§ **WHAT YOU ARE ASKED TO DO**
Transcribe the material exactly. Images do not belong in the copy.

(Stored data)
>>>
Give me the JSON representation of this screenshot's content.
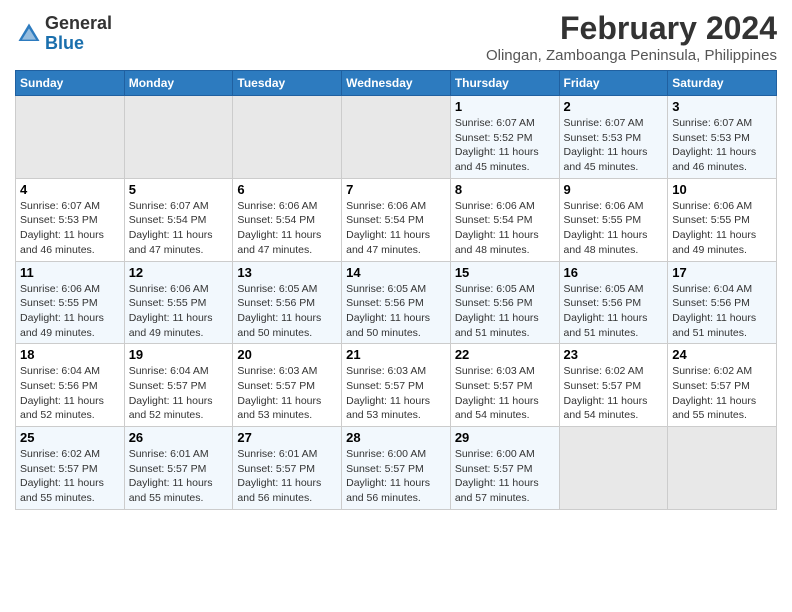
{
  "header": {
    "logo_line1": "General",
    "logo_line2": "Blue",
    "main_title": "February 2024",
    "subtitle": "Olingan, Zamboanga Peninsula, Philippines"
  },
  "columns": [
    "Sunday",
    "Monday",
    "Tuesday",
    "Wednesday",
    "Thursday",
    "Friday",
    "Saturday"
  ],
  "weeks": [
    [
      {
        "day": "",
        "info": ""
      },
      {
        "day": "",
        "info": ""
      },
      {
        "day": "",
        "info": ""
      },
      {
        "day": "",
        "info": ""
      },
      {
        "day": "1",
        "info": "Sunrise: 6:07 AM\nSunset: 5:52 PM\nDaylight: 11 hours\nand 45 minutes."
      },
      {
        "day": "2",
        "info": "Sunrise: 6:07 AM\nSunset: 5:53 PM\nDaylight: 11 hours\nand 45 minutes."
      },
      {
        "day": "3",
        "info": "Sunrise: 6:07 AM\nSunset: 5:53 PM\nDaylight: 11 hours\nand 46 minutes."
      }
    ],
    [
      {
        "day": "4",
        "info": "Sunrise: 6:07 AM\nSunset: 5:53 PM\nDaylight: 11 hours\nand 46 minutes."
      },
      {
        "day": "5",
        "info": "Sunrise: 6:07 AM\nSunset: 5:54 PM\nDaylight: 11 hours\nand 47 minutes."
      },
      {
        "day": "6",
        "info": "Sunrise: 6:06 AM\nSunset: 5:54 PM\nDaylight: 11 hours\nand 47 minutes."
      },
      {
        "day": "7",
        "info": "Sunrise: 6:06 AM\nSunset: 5:54 PM\nDaylight: 11 hours\nand 47 minutes."
      },
      {
        "day": "8",
        "info": "Sunrise: 6:06 AM\nSunset: 5:54 PM\nDaylight: 11 hours\nand 48 minutes."
      },
      {
        "day": "9",
        "info": "Sunrise: 6:06 AM\nSunset: 5:55 PM\nDaylight: 11 hours\nand 48 minutes."
      },
      {
        "day": "10",
        "info": "Sunrise: 6:06 AM\nSunset: 5:55 PM\nDaylight: 11 hours\nand 49 minutes."
      }
    ],
    [
      {
        "day": "11",
        "info": "Sunrise: 6:06 AM\nSunset: 5:55 PM\nDaylight: 11 hours\nand 49 minutes."
      },
      {
        "day": "12",
        "info": "Sunrise: 6:06 AM\nSunset: 5:55 PM\nDaylight: 11 hours\nand 49 minutes."
      },
      {
        "day": "13",
        "info": "Sunrise: 6:05 AM\nSunset: 5:56 PM\nDaylight: 11 hours\nand 50 minutes."
      },
      {
        "day": "14",
        "info": "Sunrise: 6:05 AM\nSunset: 5:56 PM\nDaylight: 11 hours\nand 50 minutes."
      },
      {
        "day": "15",
        "info": "Sunrise: 6:05 AM\nSunset: 5:56 PM\nDaylight: 11 hours\nand 51 minutes."
      },
      {
        "day": "16",
        "info": "Sunrise: 6:05 AM\nSunset: 5:56 PM\nDaylight: 11 hours\nand 51 minutes."
      },
      {
        "day": "17",
        "info": "Sunrise: 6:04 AM\nSunset: 5:56 PM\nDaylight: 11 hours\nand 51 minutes."
      }
    ],
    [
      {
        "day": "18",
        "info": "Sunrise: 6:04 AM\nSunset: 5:56 PM\nDaylight: 11 hours\nand 52 minutes."
      },
      {
        "day": "19",
        "info": "Sunrise: 6:04 AM\nSunset: 5:57 PM\nDaylight: 11 hours\nand 52 minutes."
      },
      {
        "day": "20",
        "info": "Sunrise: 6:03 AM\nSunset: 5:57 PM\nDaylight: 11 hours\nand 53 minutes."
      },
      {
        "day": "21",
        "info": "Sunrise: 6:03 AM\nSunset: 5:57 PM\nDaylight: 11 hours\nand 53 minutes."
      },
      {
        "day": "22",
        "info": "Sunrise: 6:03 AM\nSunset: 5:57 PM\nDaylight: 11 hours\nand 54 minutes."
      },
      {
        "day": "23",
        "info": "Sunrise: 6:02 AM\nSunset: 5:57 PM\nDaylight: 11 hours\nand 54 minutes."
      },
      {
        "day": "24",
        "info": "Sunrise: 6:02 AM\nSunset: 5:57 PM\nDaylight: 11 hours\nand 55 minutes."
      }
    ],
    [
      {
        "day": "25",
        "info": "Sunrise: 6:02 AM\nSunset: 5:57 PM\nDaylight: 11 hours\nand 55 minutes."
      },
      {
        "day": "26",
        "info": "Sunrise: 6:01 AM\nSunset: 5:57 PM\nDaylight: 11 hours\nand 55 minutes."
      },
      {
        "day": "27",
        "info": "Sunrise: 6:01 AM\nSunset: 5:57 PM\nDaylight: 11 hours\nand 56 minutes."
      },
      {
        "day": "28",
        "info": "Sunrise: 6:00 AM\nSunset: 5:57 PM\nDaylight: 11 hours\nand 56 minutes."
      },
      {
        "day": "29",
        "info": "Sunrise: 6:00 AM\nSunset: 5:57 PM\nDaylight: 11 hours\nand 57 minutes."
      },
      {
        "day": "",
        "info": ""
      },
      {
        "day": "",
        "info": ""
      }
    ]
  ]
}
<<<
§ **WRITTEN REPLY**
Give me the JSON representation of this screenshot's content.
{
  "header": {
    "logo_line1": "General",
    "logo_line2": "Blue",
    "main_title": "February 2024",
    "subtitle": "Olingan, Zamboanga Peninsula, Philippines"
  },
  "columns": [
    "Sunday",
    "Monday",
    "Tuesday",
    "Wednesday",
    "Thursday",
    "Friday",
    "Saturday"
  ],
  "weeks": [
    [
      {
        "day": "",
        "info": ""
      },
      {
        "day": "",
        "info": ""
      },
      {
        "day": "",
        "info": ""
      },
      {
        "day": "",
        "info": ""
      },
      {
        "day": "1",
        "info": "Sunrise: 6:07 AM\nSunset: 5:52 PM\nDaylight: 11 hours\nand 45 minutes."
      },
      {
        "day": "2",
        "info": "Sunrise: 6:07 AM\nSunset: 5:53 PM\nDaylight: 11 hours\nand 45 minutes."
      },
      {
        "day": "3",
        "info": "Sunrise: 6:07 AM\nSunset: 5:53 PM\nDaylight: 11 hours\nand 46 minutes."
      }
    ],
    [
      {
        "day": "4",
        "info": "Sunrise: 6:07 AM\nSunset: 5:53 PM\nDaylight: 11 hours\nand 46 minutes."
      },
      {
        "day": "5",
        "info": "Sunrise: 6:07 AM\nSunset: 5:54 PM\nDaylight: 11 hours\nand 47 minutes."
      },
      {
        "day": "6",
        "info": "Sunrise: 6:06 AM\nSunset: 5:54 PM\nDaylight: 11 hours\nand 47 minutes."
      },
      {
        "day": "7",
        "info": "Sunrise: 6:06 AM\nSunset: 5:54 PM\nDaylight: 11 hours\nand 47 minutes."
      },
      {
        "day": "8",
        "info": "Sunrise: 6:06 AM\nSunset: 5:54 PM\nDaylight: 11 hours\nand 48 minutes."
      },
      {
        "day": "9",
        "info": "Sunrise: 6:06 AM\nSunset: 5:55 PM\nDaylight: 11 hours\nand 48 minutes."
      },
      {
        "day": "10",
        "info": "Sunrise: 6:06 AM\nSunset: 5:55 PM\nDaylight: 11 hours\nand 49 minutes."
      }
    ],
    [
      {
        "day": "11",
        "info": "Sunrise: 6:06 AM\nSunset: 5:55 PM\nDaylight: 11 hours\nand 49 minutes."
      },
      {
        "day": "12",
        "info": "Sunrise: 6:06 AM\nSunset: 5:55 PM\nDaylight: 11 hours\nand 49 minutes."
      },
      {
        "day": "13",
        "info": "Sunrise: 6:05 AM\nSunset: 5:56 PM\nDaylight: 11 hours\nand 50 minutes."
      },
      {
        "day": "14",
        "info": "Sunrise: 6:05 AM\nSunset: 5:56 PM\nDaylight: 11 hours\nand 50 minutes."
      },
      {
        "day": "15",
        "info": "Sunrise: 6:05 AM\nSunset: 5:56 PM\nDaylight: 11 hours\nand 51 minutes."
      },
      {
        "day": "16",
        "info": "Sunrise: 6:05 AM\nSunset: 5:56 PM\nDaylight: 11 hours\nand 51 minutes."
      },
      {
        "day": "17",
        "info": "Sunrise: 6:04 AM\nSunset: 5:56 PM\nDaylight: 11 hours\nand 51 minutes."
      }
    ],
    [
      {
        "day": "18",
        "info": "Sunrise: 6:04 AM\nSunset: 5:56 PM\nDaylight: 11 hours\nand 52 minutes."
      },
      {
        "day": "19",
        "info": "Sunrise: 6:04 AM\nSunset: 5:57 PM\nDaylight: 11 hours\nand 52 minutes."
      },
      {
        "day": "20",
        "info": "Sunrise: 6:03 AM\nSunset: 5:57 PM\nDaylight: 11 hours\nand 53 minutes."
      },
      {
        "day": "21",
        "info": "Sunrise: 6:03 AM\nSunset: 5:57 PM\nDaylight: 11 hours\nand 53 minutes."
      },
      {
        "day": "22",
        "info": "Sunrise: 6:03 AM\nSunset: 5:57 PM\nDaylight: 11 hours\nand 54 minutes."
      },
      {
        "day": "23",
        "info": "Sunrise: 6:02 AM\nSunset: 5:57 PM\nDaylight: 11 hours\nand 54 minutes."
      },
      {
        "day": "24",
        "info": "Sunrise: 6:02 AM\nSunset: 5:57 PM\nDaylight: 11 hours\nand 55 minutes."
      }
    ],
    [
      {
        "day": "25",
        "info": "Sunrise: 6:02 AM\nSunset: 5:57 PM\nDaylight: 11 hours\nand 55 minutes."
      },
      {
        "day": "26",
        "info": "Sunrise: 6:01 AM\nSunset: 5:57 PM\nDaylight: 11 hours\nand 55 minutes."
      },
      {
        "day": "27",
        "info": "Sunrise: 6:01 AM\nSunset: 5:57 PM\nDaylight: 11 hours\nand 56 minutes."
      },
      {
        "day": "28",
        "info": "Sunrise: 6:00 AM\nSunset: 5:57 PM\nDaylight: 11 hours\nand 56 minutes."
      },
      {
        "day": "29",
        "info": "Sunrise: 6:00 AM\nSunset: 5:57 PM\nDaylight: 11 hours\nand 57 minutes."
      },
      {
        "day": "",
        "info": ""
      },
      {
        "day": "",
        "info": ""
      }
    ]
  ]
}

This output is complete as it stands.